— START DATA PROVIDED —

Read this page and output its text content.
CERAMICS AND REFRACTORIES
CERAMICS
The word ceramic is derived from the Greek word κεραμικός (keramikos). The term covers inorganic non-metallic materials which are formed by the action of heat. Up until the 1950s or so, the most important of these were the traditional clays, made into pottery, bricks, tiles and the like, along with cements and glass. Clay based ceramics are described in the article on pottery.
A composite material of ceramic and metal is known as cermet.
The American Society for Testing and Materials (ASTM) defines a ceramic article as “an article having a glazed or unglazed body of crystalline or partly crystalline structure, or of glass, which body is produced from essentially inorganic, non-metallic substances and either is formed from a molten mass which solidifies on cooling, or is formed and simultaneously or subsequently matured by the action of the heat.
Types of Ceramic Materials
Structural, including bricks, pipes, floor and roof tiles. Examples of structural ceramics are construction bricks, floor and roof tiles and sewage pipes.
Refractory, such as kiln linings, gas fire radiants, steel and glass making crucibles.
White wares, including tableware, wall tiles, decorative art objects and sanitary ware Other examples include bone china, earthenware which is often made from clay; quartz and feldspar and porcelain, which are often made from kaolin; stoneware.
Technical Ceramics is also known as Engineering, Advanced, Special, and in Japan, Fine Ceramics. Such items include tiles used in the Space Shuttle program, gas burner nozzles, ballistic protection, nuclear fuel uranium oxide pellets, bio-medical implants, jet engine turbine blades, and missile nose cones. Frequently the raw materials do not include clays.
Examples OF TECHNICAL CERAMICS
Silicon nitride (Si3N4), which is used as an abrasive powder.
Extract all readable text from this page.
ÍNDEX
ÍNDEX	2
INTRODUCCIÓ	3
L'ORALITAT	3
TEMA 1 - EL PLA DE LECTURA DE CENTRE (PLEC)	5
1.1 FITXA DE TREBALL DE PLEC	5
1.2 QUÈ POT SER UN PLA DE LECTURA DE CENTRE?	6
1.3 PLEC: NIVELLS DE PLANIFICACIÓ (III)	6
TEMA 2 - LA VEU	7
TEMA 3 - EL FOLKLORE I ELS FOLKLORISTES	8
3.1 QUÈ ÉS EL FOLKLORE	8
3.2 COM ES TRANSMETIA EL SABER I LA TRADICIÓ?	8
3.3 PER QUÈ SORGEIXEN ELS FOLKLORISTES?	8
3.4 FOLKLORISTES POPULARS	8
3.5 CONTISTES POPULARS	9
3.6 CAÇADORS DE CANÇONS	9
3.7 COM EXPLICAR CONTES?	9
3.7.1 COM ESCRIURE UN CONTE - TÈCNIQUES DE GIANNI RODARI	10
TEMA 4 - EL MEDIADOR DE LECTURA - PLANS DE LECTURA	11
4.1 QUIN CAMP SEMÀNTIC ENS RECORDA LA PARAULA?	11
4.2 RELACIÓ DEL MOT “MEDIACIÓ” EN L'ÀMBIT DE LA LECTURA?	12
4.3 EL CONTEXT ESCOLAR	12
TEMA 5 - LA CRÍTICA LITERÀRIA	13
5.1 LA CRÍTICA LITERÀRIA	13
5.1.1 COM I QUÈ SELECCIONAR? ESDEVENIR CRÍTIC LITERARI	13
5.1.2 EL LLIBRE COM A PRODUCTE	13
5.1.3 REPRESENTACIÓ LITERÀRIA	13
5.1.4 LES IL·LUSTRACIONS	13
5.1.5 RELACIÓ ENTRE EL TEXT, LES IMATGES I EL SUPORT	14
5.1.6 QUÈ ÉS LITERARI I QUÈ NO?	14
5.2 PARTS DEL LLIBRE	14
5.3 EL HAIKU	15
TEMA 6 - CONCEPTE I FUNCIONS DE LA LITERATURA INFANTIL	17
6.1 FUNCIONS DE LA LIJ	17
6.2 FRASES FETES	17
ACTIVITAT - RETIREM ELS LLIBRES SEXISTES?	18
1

— END DATA PROVIDED —

■ WHAT THIS TASK INVOLVES
Look through the data above. Find each line with the string "CENTRE" and copy it.

■ ANSWER TO THIS TASK
TEMA 1 - EL PLA DE LECTURA DE CENTRE (PLEC)	5
1.2 QUÈ POT SER UN PLA DE LECTURA DE CENTRE?	6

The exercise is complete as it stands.